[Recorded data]
<<<<
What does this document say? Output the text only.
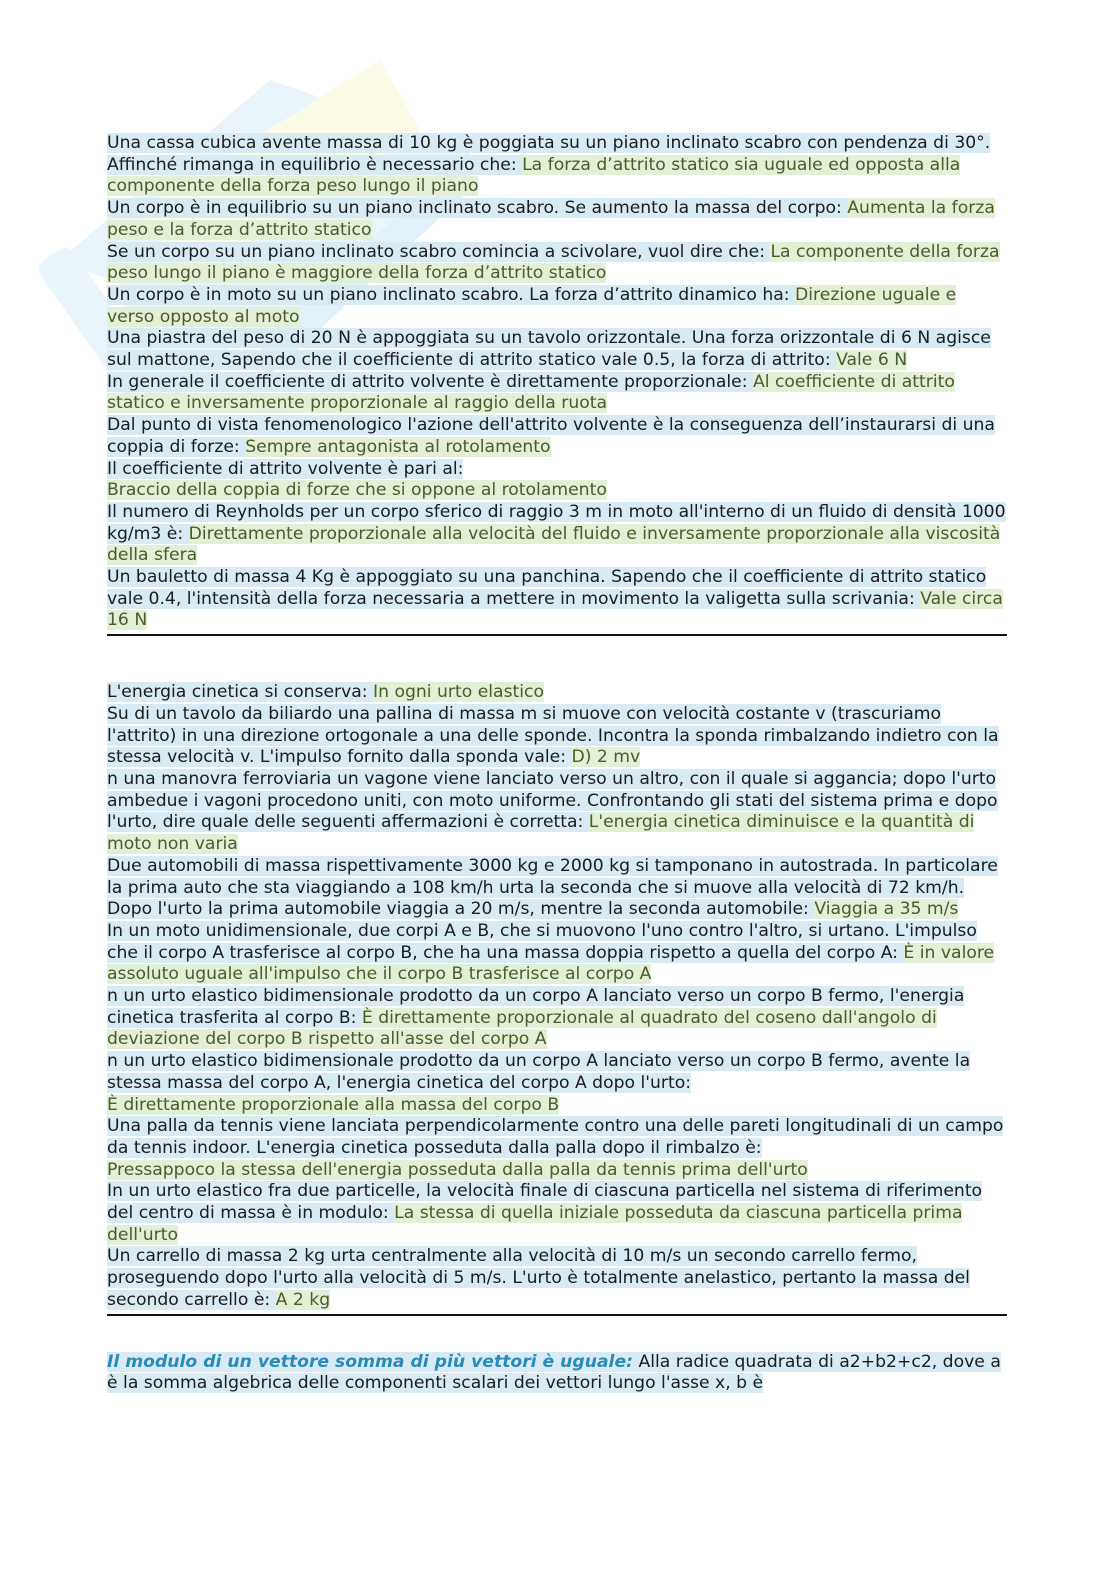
Una cassa cubica avente massa di 10 kg è poggiata su un piano inclinato scabro con pendenza di 30°. Affinché rimanga in equilibrio è necessario che: La forza d’attrito statico sia uguale ed opposta alla componente della forza peso lungo il piano

Un corpo è in equilibrio su un piano inclinato scabro. Se aumento la massa del corpo: Aumenta la forza peso e la forza d’attrito statico

Se un corpo su un piano inclinato scabro comincia a scivolare, vuol dire che: La componente della forza peso lungo il piano è maggiore della forza d’attrito statico

Un corpo è in moto su un piano inclinato scabro. La forza d’attrito dinamico ha: Direzione uguale e verso opposto al moto

Una piastra del peso di 20 N è appoggiata su un tavolo orizzontale. Una forza orizzontale di 6 N agisce sul mattone, Sapendo che il coefficiente di attrito statico vale 0.5, la forza di attrito: Vale 6 N

In generale il coefficiente di attrito volvente è direttamente proporzionale: Al coefficiente di attrito statico e inversamente proporzionale al raggio della ruota

Dal punto di vista fenomenologico l'azione dell'attrito volvente è la conseguenza dell’instaurarsi di una coppia di forze: Sempre antagonista al rotolamento

Il coefficiente di attrito volvente è pari al:
Braccio della coppia di forze che si oppone al rotolamento

Il numero di Reynholds per un corpo sferico di raggio 3 m in moto all'interno di un fluido di densità 1000 kg/m3 è: Direttamente proporzionale alla velocità del fluido e inversamente proporzionale alla viscosità della sfera

Un bauletto di massa 4 Kg è appoggiato su una panchina. Sapendo che il coefficiente di attrito statico vale 0.4, l'intensità della forza necessaria a mettere in movimento la valigetta sulla scrivania: Vale circa 16 N

L'energia cinetica si conserva: In ogni urto elastico

Su di un tavolo da biliardo una pallina di massa m si muove con velocità costante v (trascuriamo l'attrito) in una direzione ortogonale a una delle sponde. Incontra la sponda rimbalzando indietro con la stessa velocità v. L'impulso fornito dalla sponda vale: D) 2 mv

n una manovra ferroviaria un vagone viene lanciato verso un altro, con il quale si aggancia; dopo l'urto ambedue i vagoni procedono uniti, con moto uniforme. Confrontando gli stati del sistema prima e dopo l'urto, dire quale delle seguenti affermazioni è corretta: L'energia cinetica diminuisce e la quantità di moto non varia

Due automobili di massa rispettivamente 3000 kg e 2000 kg si tamponano in autostrada. In particolare la prima auto che sta viaggiando a 108 km/h urta la seconda che si muove alla velocità di 72 km/h. Dopo l'urto la prima automobile viaggia a 20 m/s, mentre la seconda automobile: Viaggia a 35 m/s

In un moto unidimensionale, due corpi A e B, che si muovono l'uno contro l'altro, si urtano. L'impulso che il corpo A trasferisce al corpo B, che ha una massa doppia rispetto a quella del corpo A: È in valore assoluto uguale all'impulso che il corpo B trasferisce al corpo A

n un urto elastico bidimensionale prodotto da un corpo A lanciato verso un corpo B fermo, l'energia cinetica trasferita al corpo B: È direttamente proporzionale al quadrato del coseno dall'angolo di deviazione del corpo B rispetto all'asse del corpo A

n un urto elastico bidimensionale prodotto da un corpo A lanciato verso un corpo B fermo, avente la stessa massa del corpo A, l'energia cinetica del corpo A dopo l'urto:
È direttamente proporzionale alla massa del corpo B

Una palla da tennis viene lanciata perpendicolarmente contro una delle pareti longitudinali di un campo da tennis indoor. L'energia cinetica posseduta dalla palla dopo il rimbalzo è:
Pressappoco la stessa dell'energia posseduta dalla palla da tennis prima dell'urto

In un urto elastico fra due particelle, la velocità finale di ciascuna particella nel sistema di riferimento del centro di massa è in modulo: La stessa di quella iniziale posseduta da ciascuna particella prima dell'urto

Un carrello di massa 2 kg urta centralmente alla velocità di 10 m/s un secondo carrello fermo, proseguendo dopo l'urto alla velocità di 5 m/s. L'urto è totalmente anelastico, pertanto la massa del secondo carrello è: A 2 kg

Il modulo di un vettore somma di più vettori è uguale: Alla radice quadrata di a2+b2+c2, dove a è la somma algebrica delle componenti scalari dei vettori lungo l'asse x, b è
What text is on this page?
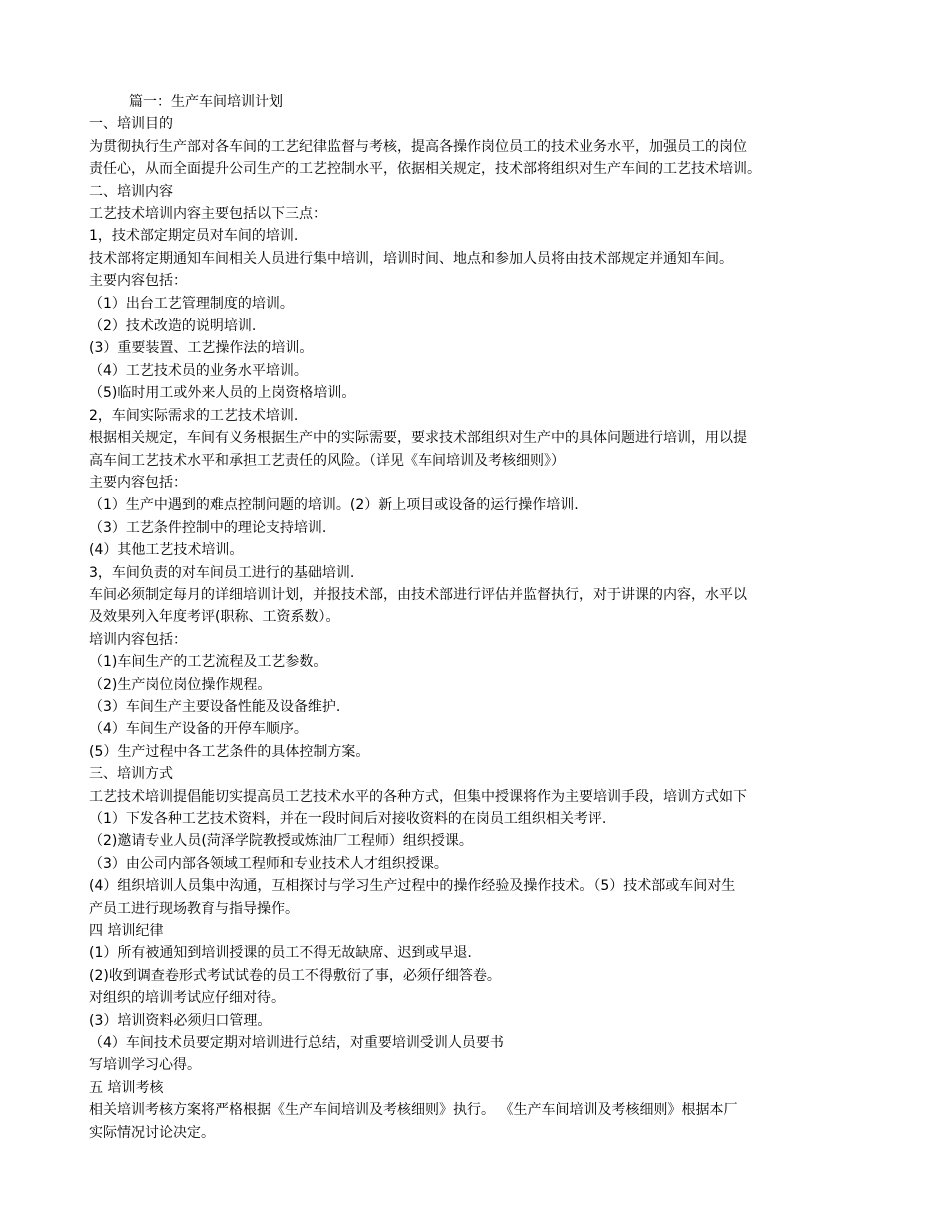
篇一：生产车间培训计划
一、培训目的
为贯彻执行生产部对各车间的工艺纪律监督与考核，提高各操作岗位员工的技术业务水平，加强员工的岗位
责任心，从而全面提升公司生产的工艺控制水平，依据相关规定，技术部将组织对生产车间的工艺技术培训。
二、培训内容
工艺技术培训内容主要包括以下三点：
1，技术部定期定员对车间的培训.
技术部将定期通知车间相关人员进行集中培训，培训时间、地点和参加人员将由技术部规定并通知车间。
主要内容包括：
（1）出台工艺管理制度的培训。
（2）技术改造的说明培训.
(3）重要装置、工艺操作法的培训。
（4）工艺技术员的业务水平培训。
（5)临时用工或外来人员的上岗资格培训。
2，车间实际需求的工艺技术培训.
根据相关规定，车间有义务根据生产中的实际需要，要求技术部组织对生产中的具体问题进行培训，用以提
高车间工艺技术水平和承担工艺责任的风险。（详见《车间培训及考核细则》）
主要内容包括：
（1）生产中遇到的难点控制问题的培训。(2）新上项目或设备的运行操作培训.
（3）工艺条件控制中的理论支持培训.
(4）其他工艺技术培训。
3，车间负责的对车间员工进行的基础培训.
车间必须制定每月的详细培训计划，并报技术部，由技术部进行评估并监督执行，对于讲课的内容，水平以
及效果列入年度考评(职称、工资系数）。
培训内容包括：
（1)车间生产的工艺流程及工艺参数。
（2)生产岗位岗位操作规程。
（3）车间生产主要设备性能及设备维护.
（4）车间生产设备的开停车顺序。
(5）生产过程中各工艺条件的具体控制方案。
三、培训方式
工艺技术培训提倡能切实提高员工艺技术水平的各种方式，但集中授课将作为主要培训手段，培训方式如下
（1）下发各种工艺技术资料，并在一段时间后对接收资料的在岗员工组织相关考评.
（2)邀请专业人员(菏泽学院教授或炼油厂工程师）组织授课。
（3）由公司内部各领域工程师和专业技术人才组织授课。
(4）组织培训人员集中沟通，互相探讨与学习生产过程中的操作经验及操作技术。（5）技术部或车间对生
产员工进行现场教育与指导操作。
四 培训纪律
(1）所有被通知到培训授课的员工不得无故缺席、迟到或早退.
(2)收到调查卷形式考试试卷的员工不得敷衍了事，必须仔细答卷。
对组织的培训考试应仔细对待。
(3）培训资料必须归口管理。
（4）车间技术员要定期对培训进行总结，对重要培训受训人员要书
写培训学习心得。
五 培训考核
相关培训考核方案将严格根据《生产车间培训及考核细则》执行。 《生产车间培训及考核细则》根据本厂
实际情况讨论决定。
>>>>
Goal of the exercise ▸ Extract only the lines from the line containing "What text is on this page?" through the final line of the listing above, unchanged; pictures stay out of the copy.

Answer to this problem ▸
What text is on this page?
篇一：生产车间培训计划
一、培训目的
为贯彻执行生产部对各车间的工艺纪律监督与考核，提高各操作岗位员工的技术业务水平，加强员工的岗位
责任心，从而全面提升公司生产的工艺控制水平，依据相关规定，技术部将组织对生产车间的工艺技术培训。
二、培训内容
工艺技术培训内容主要包括以下三点：
1，技术部定期定员对车间的培训.
技术部将定期通知车间相关人员进行集中培训，培训时间、地点和参加人员将由技术部规定并通知车间。
主要内容包括：
（1）出台工艺管理制度的培训。
（2）技术改造的说明培训.
(3）重要装置、工艺操作法的培训。
（4）工艺技术员的业务水平培训。
（5)临时用工或外来人员的上岗资格培训。
2，车间实际需求的工艺技术培训.
根据相关规定，车间有义务根据生产中的实际需要，要求技术部组织对生产中的具体问题进行培训，用以提
高车间工艺技术水平和承担工艺责任的风险。（详见《车间培训及考核细则》）
主要内容包括：
（1）生产中遇到的难点控制问题的培训。(2）新上项目或设备的运行操作培训.
（3）工艺条件控制中的理论支持培训.
(4）其他工艺技术培训。
3，车间负责的对车间员工进行的基础培训.
车间必须制定每月的详细培训计划，并报技术部，由技术部进行评估并监督执行，对于讲课的内容，水平以
及效果列入年度考评(职称、工资系数）。
培训内容包括：
（1)车间生产的工艺流程及工艺参数。
（2)生产岗位岗位操作规程。
（3）车间生产主要设备性能及设备维护.
（4）车间生产设备的开停车顺序。
(5）生产过程中各工艺条件的具体控制方案。
三、培训方式
工艺技术培训提倡能切实提高员工艺技术水平的各种方式，但集中授课将作为主要培训手段，培训方式如下
（1）下发各种工艺技术资料，并在一段时间后对接收资料的在岗员工组织相关考评.
（2)邀请专业人员(菏泽学院教授或炼油厂工程师）组织授课。
（3）由公司内部各领域工程师和专业技术人才组织授课。
(4）组织培训人员集中沟通，互相探讨与学习生产过程中的操作经验及操作技术。（5）技术部或车间对生
产员工进行现场教育与指导操作。
四 培训纪律
(1）所有被通知到培训授课的员工不得无故缺席、迟到或早退.
(2)收到调查卷形式考试试卷的员工不得敷衍了事，必须仔细答卷。
对组织的培训考试应仔细对待。
(3）培训资料必须归口管理。
（4）车间技术员要定期对培训进行总结，对重要培训受训人员要书
写培训学习心得。
五 培训考核
相关培训考核方案将严格根据《生产车间培训及考核细则》执行。 《生产车间培训及考核细则》根据本厂
实际情况讨论决定。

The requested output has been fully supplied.